Instructions for the task:
Write out the complete material exactly as it stands.

Provided data:
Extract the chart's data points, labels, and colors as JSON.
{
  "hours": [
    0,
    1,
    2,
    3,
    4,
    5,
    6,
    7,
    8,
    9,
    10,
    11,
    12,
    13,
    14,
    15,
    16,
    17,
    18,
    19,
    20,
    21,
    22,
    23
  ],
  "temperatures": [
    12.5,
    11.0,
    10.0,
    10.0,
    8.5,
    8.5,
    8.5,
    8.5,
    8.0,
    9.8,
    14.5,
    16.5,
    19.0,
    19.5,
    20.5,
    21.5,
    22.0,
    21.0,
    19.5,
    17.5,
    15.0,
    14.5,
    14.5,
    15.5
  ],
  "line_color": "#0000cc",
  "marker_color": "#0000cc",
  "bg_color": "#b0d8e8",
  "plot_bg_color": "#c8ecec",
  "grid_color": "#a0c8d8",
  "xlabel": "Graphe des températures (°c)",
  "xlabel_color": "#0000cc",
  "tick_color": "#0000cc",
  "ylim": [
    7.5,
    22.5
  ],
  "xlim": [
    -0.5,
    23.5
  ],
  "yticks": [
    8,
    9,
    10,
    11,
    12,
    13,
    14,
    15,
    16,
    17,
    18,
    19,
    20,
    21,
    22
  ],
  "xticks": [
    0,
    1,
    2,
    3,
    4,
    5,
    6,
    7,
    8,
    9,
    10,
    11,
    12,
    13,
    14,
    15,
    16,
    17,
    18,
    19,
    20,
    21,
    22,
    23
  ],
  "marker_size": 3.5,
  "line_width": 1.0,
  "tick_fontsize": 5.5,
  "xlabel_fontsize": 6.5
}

Written reply:
Extract the chart's data points, labels, and colors as JSON.
{
  "hours": [
    0,
    1,
    2,
    3,
    4,
    5,
    6,
    7,
    8,
    9,
    10,
    11,
    12,
    13,
    14,
    15,
    16,
    17,
    18,
    19,
    20,
    21,
    22,
    23
  ],
  "temperatures": [
    12.5,
    11.0,
    10.0,
    10.0,
    8.5,
    8.5,
    8.5,
    8.5,
    8.0,
    9.8,
    14.5,
    16.5,
    19.0,
    19.5,
    20.5,
    21.5,
    22.0,
    21.0,
    19.5,
    17.5,
    15.0,
    14.5,
    14.5,
    15.5
  ],
  "line_color": "#0000cc",
  "marker_color": "#0000cc",
  "bg_color": "#b0d8e8",
  "plot_bg_color": "#c8ecec",
  "grid_color": "#a0c8d8",
  "xlabel": "Graphe des températures (°c)",
  "xlabel_color": "#0000cc",
  "tick_color": "#0000cc",
  "ylim": [
    7.5,
    22.5
  ],
  "xlim": [
    -0.5,
    23.5
  ],
  "yticks": [
    8,
    9,
    10,
    11,
    12,
    13,
    14,
    15,
    16,
    17,
    18,
    19,
    20,
    21,
    22
  ],
  "xticks": [
    0,
    1,
    2,
    3,
    4,
    5,
    6,
    7,
    8,
    9,
    10,
    11,
    12,
    13,
    14,
    15,
    16,
    17,
    18,
    19,
    20,
    21,
    22,
    23
  ],
  "marker_size": 3.5,
  "line_width": 1.0,
  "tick_fontsize": 5.5,
  "xlabel_fontsize": 6.5
}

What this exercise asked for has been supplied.